How many lines of the data hold the word "opatření"? State the number and nothing else.

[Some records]
··········

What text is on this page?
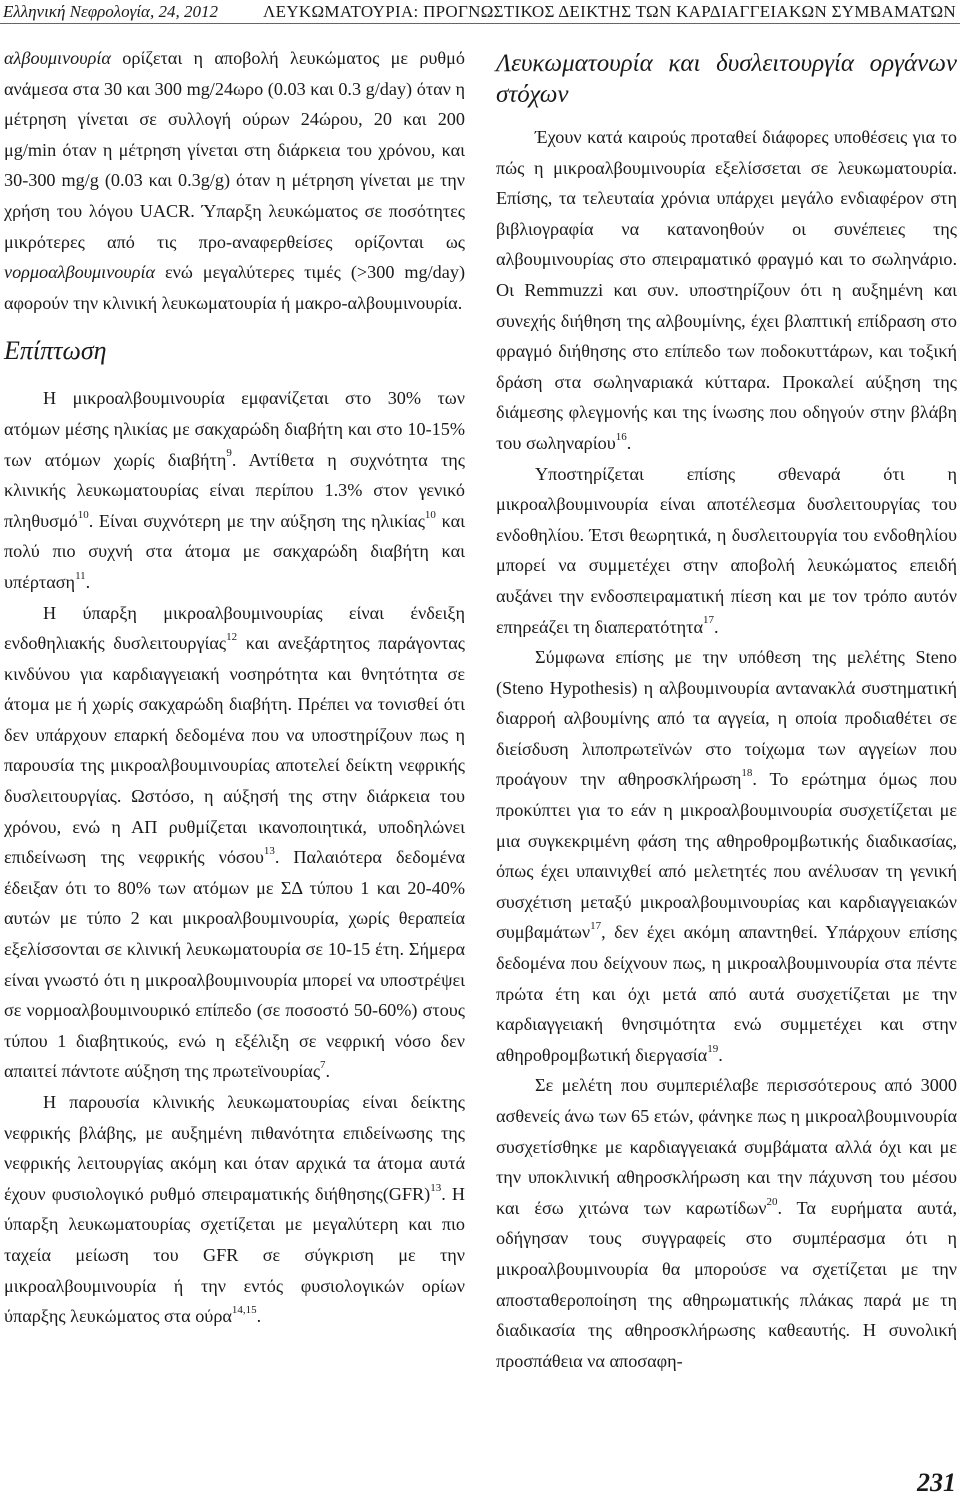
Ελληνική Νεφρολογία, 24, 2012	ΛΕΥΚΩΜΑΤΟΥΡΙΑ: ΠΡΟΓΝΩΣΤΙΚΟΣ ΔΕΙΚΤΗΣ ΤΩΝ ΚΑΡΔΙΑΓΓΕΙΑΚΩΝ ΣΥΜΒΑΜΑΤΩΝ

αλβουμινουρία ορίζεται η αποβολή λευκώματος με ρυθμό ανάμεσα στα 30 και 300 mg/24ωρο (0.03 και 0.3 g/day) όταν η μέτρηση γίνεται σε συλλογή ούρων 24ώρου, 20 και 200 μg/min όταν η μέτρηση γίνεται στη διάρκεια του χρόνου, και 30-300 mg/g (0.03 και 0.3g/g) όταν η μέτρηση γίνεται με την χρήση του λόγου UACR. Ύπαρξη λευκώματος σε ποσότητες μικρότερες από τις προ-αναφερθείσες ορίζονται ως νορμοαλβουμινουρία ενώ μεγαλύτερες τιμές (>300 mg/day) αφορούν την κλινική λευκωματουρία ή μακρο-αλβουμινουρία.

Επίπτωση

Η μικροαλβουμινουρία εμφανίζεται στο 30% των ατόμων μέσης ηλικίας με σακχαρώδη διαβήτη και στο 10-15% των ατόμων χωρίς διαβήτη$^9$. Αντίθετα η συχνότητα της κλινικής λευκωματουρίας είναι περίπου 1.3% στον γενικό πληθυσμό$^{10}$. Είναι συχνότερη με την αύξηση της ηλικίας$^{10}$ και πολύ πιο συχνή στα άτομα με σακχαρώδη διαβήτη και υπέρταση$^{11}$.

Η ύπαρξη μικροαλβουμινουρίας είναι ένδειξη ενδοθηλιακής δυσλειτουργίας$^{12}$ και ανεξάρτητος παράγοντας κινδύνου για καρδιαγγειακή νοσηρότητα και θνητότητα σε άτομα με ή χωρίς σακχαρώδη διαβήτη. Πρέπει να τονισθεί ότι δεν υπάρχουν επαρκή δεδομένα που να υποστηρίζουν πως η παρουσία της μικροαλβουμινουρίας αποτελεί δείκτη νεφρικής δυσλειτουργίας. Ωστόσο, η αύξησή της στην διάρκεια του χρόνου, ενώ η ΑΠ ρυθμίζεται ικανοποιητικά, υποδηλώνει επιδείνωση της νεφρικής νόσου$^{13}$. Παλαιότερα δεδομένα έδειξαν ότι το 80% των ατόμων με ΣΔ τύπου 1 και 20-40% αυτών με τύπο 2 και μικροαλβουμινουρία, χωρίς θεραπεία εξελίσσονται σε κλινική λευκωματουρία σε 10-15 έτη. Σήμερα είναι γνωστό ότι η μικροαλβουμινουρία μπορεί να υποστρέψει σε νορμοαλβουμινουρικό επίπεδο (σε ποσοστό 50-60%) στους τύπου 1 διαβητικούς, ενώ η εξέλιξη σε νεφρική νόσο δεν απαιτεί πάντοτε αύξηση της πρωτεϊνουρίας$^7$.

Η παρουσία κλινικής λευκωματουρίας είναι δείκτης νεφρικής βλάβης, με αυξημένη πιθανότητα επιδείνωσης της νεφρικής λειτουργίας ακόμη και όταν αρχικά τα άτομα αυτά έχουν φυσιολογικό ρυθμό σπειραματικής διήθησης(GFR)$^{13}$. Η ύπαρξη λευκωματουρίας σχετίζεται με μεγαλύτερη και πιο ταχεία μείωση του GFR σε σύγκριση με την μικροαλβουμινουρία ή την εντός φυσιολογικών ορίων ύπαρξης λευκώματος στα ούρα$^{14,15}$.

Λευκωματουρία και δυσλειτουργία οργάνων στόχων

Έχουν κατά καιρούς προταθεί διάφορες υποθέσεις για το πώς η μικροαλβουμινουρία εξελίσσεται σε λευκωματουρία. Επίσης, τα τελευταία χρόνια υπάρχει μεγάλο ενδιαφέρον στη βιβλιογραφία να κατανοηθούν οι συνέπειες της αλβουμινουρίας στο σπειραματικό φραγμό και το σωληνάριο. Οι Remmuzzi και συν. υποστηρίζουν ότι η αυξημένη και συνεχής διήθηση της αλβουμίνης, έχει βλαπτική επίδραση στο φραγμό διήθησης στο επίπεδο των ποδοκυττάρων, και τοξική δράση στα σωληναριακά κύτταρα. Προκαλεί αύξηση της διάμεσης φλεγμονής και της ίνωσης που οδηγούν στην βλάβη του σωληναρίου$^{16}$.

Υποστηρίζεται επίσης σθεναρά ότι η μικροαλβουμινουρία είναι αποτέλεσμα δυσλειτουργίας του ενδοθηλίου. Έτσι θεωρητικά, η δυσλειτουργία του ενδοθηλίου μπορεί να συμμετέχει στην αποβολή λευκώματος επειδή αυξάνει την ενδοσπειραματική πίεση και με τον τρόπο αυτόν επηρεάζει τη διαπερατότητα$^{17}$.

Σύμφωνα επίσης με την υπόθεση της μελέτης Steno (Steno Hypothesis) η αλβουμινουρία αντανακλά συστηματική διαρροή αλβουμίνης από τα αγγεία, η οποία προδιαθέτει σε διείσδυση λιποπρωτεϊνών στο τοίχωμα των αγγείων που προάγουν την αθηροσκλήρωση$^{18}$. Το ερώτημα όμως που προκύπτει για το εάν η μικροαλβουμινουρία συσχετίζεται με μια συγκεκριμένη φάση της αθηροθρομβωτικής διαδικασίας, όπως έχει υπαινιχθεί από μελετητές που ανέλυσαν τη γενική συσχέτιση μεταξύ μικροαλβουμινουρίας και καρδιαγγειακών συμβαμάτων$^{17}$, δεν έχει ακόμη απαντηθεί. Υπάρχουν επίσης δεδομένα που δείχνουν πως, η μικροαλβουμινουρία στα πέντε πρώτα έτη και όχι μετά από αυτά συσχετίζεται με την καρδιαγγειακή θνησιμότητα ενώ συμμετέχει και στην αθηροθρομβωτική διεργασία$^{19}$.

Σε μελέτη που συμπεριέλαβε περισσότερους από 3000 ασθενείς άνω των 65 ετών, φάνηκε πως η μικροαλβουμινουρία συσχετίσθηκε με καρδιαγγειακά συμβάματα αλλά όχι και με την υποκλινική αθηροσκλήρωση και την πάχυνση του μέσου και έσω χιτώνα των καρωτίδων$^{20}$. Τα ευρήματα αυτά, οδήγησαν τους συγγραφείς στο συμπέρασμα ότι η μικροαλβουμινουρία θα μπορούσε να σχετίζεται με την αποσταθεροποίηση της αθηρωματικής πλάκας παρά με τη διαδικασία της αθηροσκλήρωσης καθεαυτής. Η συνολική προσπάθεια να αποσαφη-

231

··········

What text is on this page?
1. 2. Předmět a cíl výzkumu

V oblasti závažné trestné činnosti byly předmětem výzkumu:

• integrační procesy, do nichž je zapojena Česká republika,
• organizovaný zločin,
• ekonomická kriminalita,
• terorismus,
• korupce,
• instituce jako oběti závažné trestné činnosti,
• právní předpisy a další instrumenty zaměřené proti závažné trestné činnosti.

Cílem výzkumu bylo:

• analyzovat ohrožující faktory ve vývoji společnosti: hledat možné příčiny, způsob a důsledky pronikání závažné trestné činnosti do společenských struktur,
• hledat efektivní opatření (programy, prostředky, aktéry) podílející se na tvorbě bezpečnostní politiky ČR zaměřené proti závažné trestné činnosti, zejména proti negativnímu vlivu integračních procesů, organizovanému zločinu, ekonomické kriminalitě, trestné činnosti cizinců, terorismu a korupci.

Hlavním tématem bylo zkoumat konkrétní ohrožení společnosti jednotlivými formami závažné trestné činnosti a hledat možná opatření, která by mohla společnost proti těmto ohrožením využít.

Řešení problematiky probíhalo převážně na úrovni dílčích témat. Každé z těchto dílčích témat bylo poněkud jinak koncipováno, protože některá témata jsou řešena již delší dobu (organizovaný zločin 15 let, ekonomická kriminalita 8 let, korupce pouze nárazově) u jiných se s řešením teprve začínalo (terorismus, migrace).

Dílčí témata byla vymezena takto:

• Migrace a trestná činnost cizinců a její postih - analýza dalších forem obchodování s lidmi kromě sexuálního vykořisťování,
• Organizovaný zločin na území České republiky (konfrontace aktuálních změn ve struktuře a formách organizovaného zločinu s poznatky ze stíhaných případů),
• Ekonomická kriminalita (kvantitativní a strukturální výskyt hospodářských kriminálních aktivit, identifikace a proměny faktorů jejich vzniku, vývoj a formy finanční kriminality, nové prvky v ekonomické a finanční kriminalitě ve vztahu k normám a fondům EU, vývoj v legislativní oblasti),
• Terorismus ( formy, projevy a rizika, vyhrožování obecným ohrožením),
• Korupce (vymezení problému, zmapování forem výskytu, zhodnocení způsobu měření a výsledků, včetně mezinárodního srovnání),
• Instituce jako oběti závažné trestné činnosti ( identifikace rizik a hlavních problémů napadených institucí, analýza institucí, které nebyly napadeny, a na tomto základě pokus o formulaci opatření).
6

··········

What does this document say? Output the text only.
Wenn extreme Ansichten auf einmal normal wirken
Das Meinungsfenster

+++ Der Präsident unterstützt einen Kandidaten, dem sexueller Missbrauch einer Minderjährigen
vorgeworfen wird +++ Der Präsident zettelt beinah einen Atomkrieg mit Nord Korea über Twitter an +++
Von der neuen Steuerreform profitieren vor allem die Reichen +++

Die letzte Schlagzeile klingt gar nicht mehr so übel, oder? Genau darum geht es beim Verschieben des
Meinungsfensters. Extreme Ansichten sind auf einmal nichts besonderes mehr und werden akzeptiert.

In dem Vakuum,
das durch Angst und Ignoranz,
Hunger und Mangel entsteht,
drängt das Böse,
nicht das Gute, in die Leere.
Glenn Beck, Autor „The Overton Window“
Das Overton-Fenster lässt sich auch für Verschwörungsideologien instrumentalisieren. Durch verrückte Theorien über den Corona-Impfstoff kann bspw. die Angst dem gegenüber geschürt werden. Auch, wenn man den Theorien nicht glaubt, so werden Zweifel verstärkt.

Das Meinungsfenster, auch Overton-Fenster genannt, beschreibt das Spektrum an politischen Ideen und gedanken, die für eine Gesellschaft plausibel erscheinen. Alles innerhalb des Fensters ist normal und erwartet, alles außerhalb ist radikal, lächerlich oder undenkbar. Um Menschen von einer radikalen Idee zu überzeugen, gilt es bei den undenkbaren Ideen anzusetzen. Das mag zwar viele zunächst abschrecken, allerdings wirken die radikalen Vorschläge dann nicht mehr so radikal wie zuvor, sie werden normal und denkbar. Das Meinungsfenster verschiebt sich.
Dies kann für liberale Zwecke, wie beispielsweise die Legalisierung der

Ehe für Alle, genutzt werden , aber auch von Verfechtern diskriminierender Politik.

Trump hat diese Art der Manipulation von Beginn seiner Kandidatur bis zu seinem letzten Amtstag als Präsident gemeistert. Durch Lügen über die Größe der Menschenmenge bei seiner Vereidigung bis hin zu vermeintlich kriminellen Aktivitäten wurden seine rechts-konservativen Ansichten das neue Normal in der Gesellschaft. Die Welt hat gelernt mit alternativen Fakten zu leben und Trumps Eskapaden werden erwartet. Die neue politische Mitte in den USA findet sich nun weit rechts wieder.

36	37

··········

Reply: 3